Items from a dataset
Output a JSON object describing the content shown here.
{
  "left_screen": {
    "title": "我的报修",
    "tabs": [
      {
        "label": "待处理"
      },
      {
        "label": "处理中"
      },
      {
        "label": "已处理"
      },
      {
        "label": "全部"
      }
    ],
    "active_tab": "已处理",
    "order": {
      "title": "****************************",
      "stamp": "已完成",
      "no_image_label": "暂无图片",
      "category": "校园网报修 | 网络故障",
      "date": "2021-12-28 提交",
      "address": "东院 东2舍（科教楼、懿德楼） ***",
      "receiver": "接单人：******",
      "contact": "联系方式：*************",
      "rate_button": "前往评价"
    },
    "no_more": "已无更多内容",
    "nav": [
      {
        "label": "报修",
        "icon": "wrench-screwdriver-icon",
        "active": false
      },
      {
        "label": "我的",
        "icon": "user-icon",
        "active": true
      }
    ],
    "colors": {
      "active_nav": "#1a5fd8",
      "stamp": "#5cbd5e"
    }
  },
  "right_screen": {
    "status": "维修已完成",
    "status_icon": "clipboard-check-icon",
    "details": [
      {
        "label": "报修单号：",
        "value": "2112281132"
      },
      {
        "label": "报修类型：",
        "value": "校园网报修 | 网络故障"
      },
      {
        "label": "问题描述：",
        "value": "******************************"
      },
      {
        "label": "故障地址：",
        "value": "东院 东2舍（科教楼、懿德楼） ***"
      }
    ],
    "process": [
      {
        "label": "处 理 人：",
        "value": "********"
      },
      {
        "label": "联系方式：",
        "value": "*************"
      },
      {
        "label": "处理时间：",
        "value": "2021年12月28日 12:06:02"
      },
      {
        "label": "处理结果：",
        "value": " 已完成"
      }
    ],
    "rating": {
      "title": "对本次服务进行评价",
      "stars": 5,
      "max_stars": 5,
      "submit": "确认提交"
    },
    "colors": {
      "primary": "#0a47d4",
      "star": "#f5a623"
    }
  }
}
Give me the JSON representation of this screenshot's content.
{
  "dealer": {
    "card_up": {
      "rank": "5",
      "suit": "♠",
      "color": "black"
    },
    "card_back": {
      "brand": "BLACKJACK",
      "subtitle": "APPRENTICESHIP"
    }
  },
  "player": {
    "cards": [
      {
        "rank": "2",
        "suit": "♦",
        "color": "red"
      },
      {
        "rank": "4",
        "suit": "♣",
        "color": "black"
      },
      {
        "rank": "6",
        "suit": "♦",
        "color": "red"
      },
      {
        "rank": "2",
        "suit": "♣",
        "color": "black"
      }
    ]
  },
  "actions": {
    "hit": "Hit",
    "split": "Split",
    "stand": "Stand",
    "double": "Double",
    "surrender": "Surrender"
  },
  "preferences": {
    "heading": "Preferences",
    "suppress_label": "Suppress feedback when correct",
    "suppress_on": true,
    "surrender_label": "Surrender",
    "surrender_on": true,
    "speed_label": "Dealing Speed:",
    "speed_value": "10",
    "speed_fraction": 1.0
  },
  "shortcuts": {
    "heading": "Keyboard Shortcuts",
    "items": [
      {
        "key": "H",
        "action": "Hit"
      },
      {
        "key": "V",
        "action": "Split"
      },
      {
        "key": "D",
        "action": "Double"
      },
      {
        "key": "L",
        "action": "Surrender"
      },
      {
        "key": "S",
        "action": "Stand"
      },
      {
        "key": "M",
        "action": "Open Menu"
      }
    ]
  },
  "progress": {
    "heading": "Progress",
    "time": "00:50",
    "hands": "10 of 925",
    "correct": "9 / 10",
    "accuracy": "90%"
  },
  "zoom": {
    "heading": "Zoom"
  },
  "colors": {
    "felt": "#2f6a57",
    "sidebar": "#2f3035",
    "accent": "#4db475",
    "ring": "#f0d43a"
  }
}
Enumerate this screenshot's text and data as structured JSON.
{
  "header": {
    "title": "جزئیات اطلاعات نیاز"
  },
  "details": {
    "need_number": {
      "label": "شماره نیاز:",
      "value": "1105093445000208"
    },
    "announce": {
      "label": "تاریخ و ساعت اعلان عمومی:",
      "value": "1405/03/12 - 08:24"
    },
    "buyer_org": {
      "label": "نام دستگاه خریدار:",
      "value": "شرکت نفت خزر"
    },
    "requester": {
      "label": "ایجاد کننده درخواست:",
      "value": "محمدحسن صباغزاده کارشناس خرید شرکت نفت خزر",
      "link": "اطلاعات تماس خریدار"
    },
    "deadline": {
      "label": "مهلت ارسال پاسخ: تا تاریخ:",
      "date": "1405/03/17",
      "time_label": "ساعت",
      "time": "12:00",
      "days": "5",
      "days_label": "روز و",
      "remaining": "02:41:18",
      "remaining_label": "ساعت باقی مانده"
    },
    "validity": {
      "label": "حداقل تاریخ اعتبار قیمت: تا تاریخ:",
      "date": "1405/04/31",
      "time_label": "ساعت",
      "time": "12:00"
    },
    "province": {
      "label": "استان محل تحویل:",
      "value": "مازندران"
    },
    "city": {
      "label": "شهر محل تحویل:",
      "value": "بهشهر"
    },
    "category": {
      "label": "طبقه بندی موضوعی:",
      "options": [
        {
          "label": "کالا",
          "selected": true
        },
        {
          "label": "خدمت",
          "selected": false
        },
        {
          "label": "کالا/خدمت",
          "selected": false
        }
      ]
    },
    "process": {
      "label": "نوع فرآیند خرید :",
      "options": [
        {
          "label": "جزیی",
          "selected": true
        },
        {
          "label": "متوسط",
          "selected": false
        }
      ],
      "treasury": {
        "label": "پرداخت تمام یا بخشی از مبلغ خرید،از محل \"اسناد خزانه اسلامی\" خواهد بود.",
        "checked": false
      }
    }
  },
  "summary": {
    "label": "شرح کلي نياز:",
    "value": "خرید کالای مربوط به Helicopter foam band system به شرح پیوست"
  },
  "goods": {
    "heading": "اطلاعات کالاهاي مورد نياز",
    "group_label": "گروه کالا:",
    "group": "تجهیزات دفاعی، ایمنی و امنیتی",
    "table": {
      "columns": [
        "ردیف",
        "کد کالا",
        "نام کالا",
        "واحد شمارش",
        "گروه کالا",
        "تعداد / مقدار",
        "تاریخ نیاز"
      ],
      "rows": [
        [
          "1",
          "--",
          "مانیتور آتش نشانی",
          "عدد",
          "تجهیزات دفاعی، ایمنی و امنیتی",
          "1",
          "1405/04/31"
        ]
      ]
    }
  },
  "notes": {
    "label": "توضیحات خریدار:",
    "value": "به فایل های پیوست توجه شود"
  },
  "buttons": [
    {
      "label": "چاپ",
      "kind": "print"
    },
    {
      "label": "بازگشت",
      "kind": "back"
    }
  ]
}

## What you should do
Repeat the whole listing exactly, keeping every line intact.

## The response
Output a JSON object describing the content shown here.
{
  "left_screen": {
    "title": "我的报修",
    "tabs": [
      {
        "label": "待处理"
      },
      {
        "label": "处理中"
      },
      {
        "label": "已处理"
      },
      {
        "label": "全部"
      }
    ],
    "active_tab": "已处理",
    "order": {
      "title": "****************************",
      "stamp": "已完成",
      "no_image_label": "暂无图片",
      "category": "校园网报修 | 网络故障",
      "date": "2021-12-28 提交",
      "address": "东院 东2舍（科教楼、懿德楼） ***",
      "receiver": "接单人：******",
      "contact": "联系方式：*************",
      "rate_button": "前往评价"
    },
    "no_more": "已无更多内容",
    "nav": [
      {
        "label": "报修",
        "icon": "wrench-screwdriver-icon",
        "active": false
      },
      {
        "label": "我的",
        "icon": "user-icon",
        "active": true
      }
    ],
    "colors": {
      "active_nav": "#1a5fd8",
      "stamp": "#5cbd5e"
    }
  },
  "right_screen": {
    "status": "维修已完成",
    "status_icon": "clipboard-check-icon",
    "details": [
      {
        "label": "报修单号：",
        "value": "2112281132"
      },
      {
        "label": "报修类型：",
        "value": "校园网报修 | 网络故障"
      },
      {
        "label": "问题描述：",
        "value": "******************************"
      },
      {
        "label": "故障地址：",
        "value": "东院 东2舍（科教楼、懿德楼） ***"
      }
    ],
    "process": [
      {
        "label": "处 理 人：",
        "value": "********"
      },
      {
        "label": "联系方式：",
        "value": "*************"
      },
      {
        "label": "处理时间：",
        "value": "2021年12月28日 12:06:02"
      },
      {
        "label": "处理结果：",
        "value": " 已完成"
      }
    ],
    "rating": {
      "title": "对本次服务进行评价",
      "stars": 5,
      "max_stars": 5,
      "submit": "确认提交"
    },
    "colors": {
      "primary": "#0a47d4",
      "star": "#f5a623"
    }
  }
}
Give me the JSON representation of this screenshot's content.
{
  "dealer": {
    "card_up": {
      "rank": "5",
      "suit": "♠",
      "color": "black"
    },
    "card_back": {
      "brand": "BLACKJACK",
      "subtitle": "APPRENTICESHIP"
    }
  },
  "player": {
    "cards": [
      {
        "rank": "2",
        "suit": "♦",
        "color": "red"
      },
      {
        "rank": "4",
        "suit": "♣",
        "color": "black"
      },
      {
        "rank": "6",
        "suit": "♦",
        "color": "red"
      },
      {
        "rank": "2",
        "suit": "♣",
        "color": "black"
      }
    ]
  },
  "actions": {
    "hit": "Hit",
    "split": "Split",
    "stand": "Stand",
    "double": "Double",
    "surrender": "Surrender"
  },
  "preferences": {
    "heading": "Preferences",
    "suppress_label": "Suppress feedback when correct",
    "suppress_on": true,
    "surrender_label": "Surrender",
    "surrender_on": true,
    "speed_label": "Dealing Speed:",
    "speed_value": "10",
    "speed_fraction": 1.0
  },
  "shortcuts": {
    "heading": "Keyboard Shortcuts",
    "items": [
      {
        "key": "H",
        "action": "Hit"
      },
      {
        "key": "V",
        "action": "Split"
      },
      {
        "key": "D",
        "action": "Double"
      },
      {
        "key": "L",
        "action": "Surrender"
      },
      {
        "key": "S",
        "action": "Stand"
      },
      {
        "key": "M",
        "action": "Open Menu"
      }
    ]
  },
  "progress": {
    "heading": "Progress",
    "time": "00:50",
    "hands": "10 of 925",
    "correct": "9 / 10",
    "accuracy": "90%"
  },
  "zoom": {
    "heading": "Zoom"
  },
  "colors": {
    "felt": "#2f6a57",
    "sidebar": "#2f3035",
    "accent": "#4db475",
    "ring": "#f0d43a"
  }
}
Enumerate this screenshot's text and data as structured JSON.
{
  "header": {
    "title": "جزئیات اطلاعات نیاز"
  },
  "details": {
    "need_number": {
      "label": "شماره نیاز:",
      "value": "1105093445000208"
    },
    "announce": {
      "label": "تاریخ و ساعت اعلان عمومی:",
      "value": "1405/03/12 - 08:24"
    },
    "buyer_org": {
      "label": "نام دستگاه خریدار:",
      "value": "شرکت نفت خزر"
    },
    "requester": {
      "label": "ایجاد کننده درخواست:",
      "value": "محمدحسن صباغزاده کارشناس خرید شرکت نفت خزر",
      "link": "اطلاعات تماس خریدار"
    },
    "deadline": {
      "label": "مهلت ارسال پاسخ: تا تاریخ:",
      "date": "1405/03/17",
      "time_label": "ساعت",
      "time": "12:00",
      "days": "5",
      "days_label": "روز و",
      "remaining": "02:41:18",
      "remaining_label": "ساعت باقی مانده"
    },
    "validity": {
      "label": "حداقل تاریخ اعتبار قیمت: تا تاریخ:",
      "date": "1405/04/31",
      "time_label": "ساعت",
      "time": "12:00"
    },
    "province": {
      "label": "استان محل تحویل:",
      "value": "مازندران"
    },
    "city": {
      "label": "شهر محل تحویل:",
      "value": "بهشهر"
    },
    "category": {
      "label": "طبقه بندی موضوعی:",
      "options": [
        {
          "label": "کالا",
          "selected": true
        },
        {
          "label": "خدمت",
          "selected": false
        },
        {
          "label": "کالا/خدمت",
          "selected": false
        }
      ]
    },
    "process": {
      "label": "نوع فرآیند خرید :",
      "options": [
        {
          "label": "جزیی",
          "selected": true
        },
        {
          "label": "متوسط",
          "selected": false
        }
      ],
      "treasury": {
        "label": "پرداخت تمام یا بخشی از مبلغ خرید،از محل \"اسناد خزانه اسلامی\" خواهد بود.",
        "checked": false
      }
    }
  },
  "summary": {
    "label": "شرح کلي نياز:",
    "value": "خرید کالای مربوط به Helicopter foam band system به شرح پیوست"
  },
  "goods": {
    "heading": "اطلاعات کالاهاي مورد نياز",
    "group_label": "گروه کالا:",
    "group": "تجهیزات دفاعی، ایمنی و امنیتی",
    "table": {
      "columns": [
        "ردیف",
        "کد کالا",
        "نام کالا",
        "واحد شمارش",
        "گروه کالا",
        "تعداد / مقدار",
        "تاریخ نیاز"
      ],
      "rows": [
        [
          "1",
          "--",
          "مانیتور آتش نشانی",
          "عدد",
          "تجهیزات دفاعی، ایمنی و امنیتی",
          "1",
          "1405/04/31"
        ]
      ]
    }
  },
  "notes": {
    "label": "توضیحات خریدار:",
    "value": "به فایل های پیوست توجه شود"
  },
  "buttons": [
    {
      "label": "چاپ",
      "kind": "print"
    },
    {
      "label": "بازگشت",
      "kind": "back"
    }
  ]
}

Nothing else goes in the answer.